What the exercise asks.
Using the text on heart valve disease, answer each question:
(a) Which four heart valves does it name?
(b) According to the text, what two things can symptoms vary with?
(c) When is shortness of breath especially noticed?

Document extract.

==*==

Heart Valve Disease: A Closer Look

The heart, a powerful and intricate organ, relies on its four valves to ensure that blood flows in the right direction at the proper rate. However, when these valves don’t function as they should, heart valve disease ensues, posing significant risks to our overall health.


Heart Valve Disease pertains to a range of disorders affecting one or more of the heart’s four valves (mitral, aortic, tricuspid, and pulmonary). When afflicted, these valves might not open or close properly, disrupting the heart’s blood flow.


Symptoms of heart valve disease can vary based on the affected valve and the disease’s severity:

  1. Shortness of Breath: Especially during exertion or when lying down.
  2. Fatigue: Feeling easily tired during regular activities.
  3. Chest Pain: Discomfort or tightness, particularly during increased activity or when lying down.

==*==

Data listing.
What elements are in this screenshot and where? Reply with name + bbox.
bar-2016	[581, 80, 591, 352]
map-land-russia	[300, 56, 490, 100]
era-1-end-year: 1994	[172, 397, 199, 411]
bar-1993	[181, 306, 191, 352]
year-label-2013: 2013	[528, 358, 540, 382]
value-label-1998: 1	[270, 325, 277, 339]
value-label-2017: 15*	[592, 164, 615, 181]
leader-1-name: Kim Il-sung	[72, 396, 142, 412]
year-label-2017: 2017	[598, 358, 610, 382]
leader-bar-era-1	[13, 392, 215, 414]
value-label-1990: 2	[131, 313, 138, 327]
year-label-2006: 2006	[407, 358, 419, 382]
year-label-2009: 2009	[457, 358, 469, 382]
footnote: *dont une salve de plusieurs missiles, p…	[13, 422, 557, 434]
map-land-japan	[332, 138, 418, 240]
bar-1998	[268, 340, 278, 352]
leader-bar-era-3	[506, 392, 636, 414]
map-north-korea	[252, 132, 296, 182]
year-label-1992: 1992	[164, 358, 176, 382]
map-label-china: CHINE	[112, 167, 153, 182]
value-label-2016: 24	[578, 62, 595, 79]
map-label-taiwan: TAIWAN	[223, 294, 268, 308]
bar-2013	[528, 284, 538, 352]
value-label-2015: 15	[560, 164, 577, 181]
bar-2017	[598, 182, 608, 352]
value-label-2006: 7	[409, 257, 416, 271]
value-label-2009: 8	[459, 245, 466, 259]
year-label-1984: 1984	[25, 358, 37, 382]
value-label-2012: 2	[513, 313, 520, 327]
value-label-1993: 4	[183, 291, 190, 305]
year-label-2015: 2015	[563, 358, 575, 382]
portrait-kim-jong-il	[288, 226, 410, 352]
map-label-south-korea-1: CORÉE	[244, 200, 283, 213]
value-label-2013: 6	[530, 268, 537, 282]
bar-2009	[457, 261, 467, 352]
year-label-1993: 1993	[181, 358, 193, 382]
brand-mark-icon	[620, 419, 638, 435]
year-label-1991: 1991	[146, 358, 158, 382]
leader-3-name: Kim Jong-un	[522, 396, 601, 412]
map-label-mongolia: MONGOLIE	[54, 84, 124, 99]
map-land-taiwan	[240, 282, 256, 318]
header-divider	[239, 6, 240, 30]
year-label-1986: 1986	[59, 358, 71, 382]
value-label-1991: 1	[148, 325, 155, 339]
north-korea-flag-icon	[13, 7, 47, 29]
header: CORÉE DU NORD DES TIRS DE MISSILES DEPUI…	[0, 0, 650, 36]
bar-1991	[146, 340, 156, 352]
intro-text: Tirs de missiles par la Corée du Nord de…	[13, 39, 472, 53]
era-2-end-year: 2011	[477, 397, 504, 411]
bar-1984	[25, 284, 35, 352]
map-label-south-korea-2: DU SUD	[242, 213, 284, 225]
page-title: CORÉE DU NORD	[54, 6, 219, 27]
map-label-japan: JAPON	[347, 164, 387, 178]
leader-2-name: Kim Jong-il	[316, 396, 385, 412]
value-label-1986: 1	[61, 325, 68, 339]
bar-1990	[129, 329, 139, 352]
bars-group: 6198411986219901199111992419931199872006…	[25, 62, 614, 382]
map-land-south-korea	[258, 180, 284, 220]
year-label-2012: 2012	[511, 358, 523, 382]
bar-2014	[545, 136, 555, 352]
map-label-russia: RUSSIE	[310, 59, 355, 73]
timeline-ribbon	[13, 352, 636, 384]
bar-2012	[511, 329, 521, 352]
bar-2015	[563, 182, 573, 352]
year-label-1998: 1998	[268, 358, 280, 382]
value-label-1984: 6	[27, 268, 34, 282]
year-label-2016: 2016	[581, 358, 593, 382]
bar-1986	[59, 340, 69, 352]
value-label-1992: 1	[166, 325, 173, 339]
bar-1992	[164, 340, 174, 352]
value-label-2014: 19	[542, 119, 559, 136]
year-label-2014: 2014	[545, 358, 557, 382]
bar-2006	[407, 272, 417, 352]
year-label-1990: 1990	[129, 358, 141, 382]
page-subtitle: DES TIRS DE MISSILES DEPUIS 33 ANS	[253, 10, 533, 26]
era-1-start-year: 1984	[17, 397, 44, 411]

==*==

Your response.
(a) Mitral, aortic, tricuspid, and pulmonary.
(b) The affected valve and the disease's severity.
(c) During exertion or when lying down.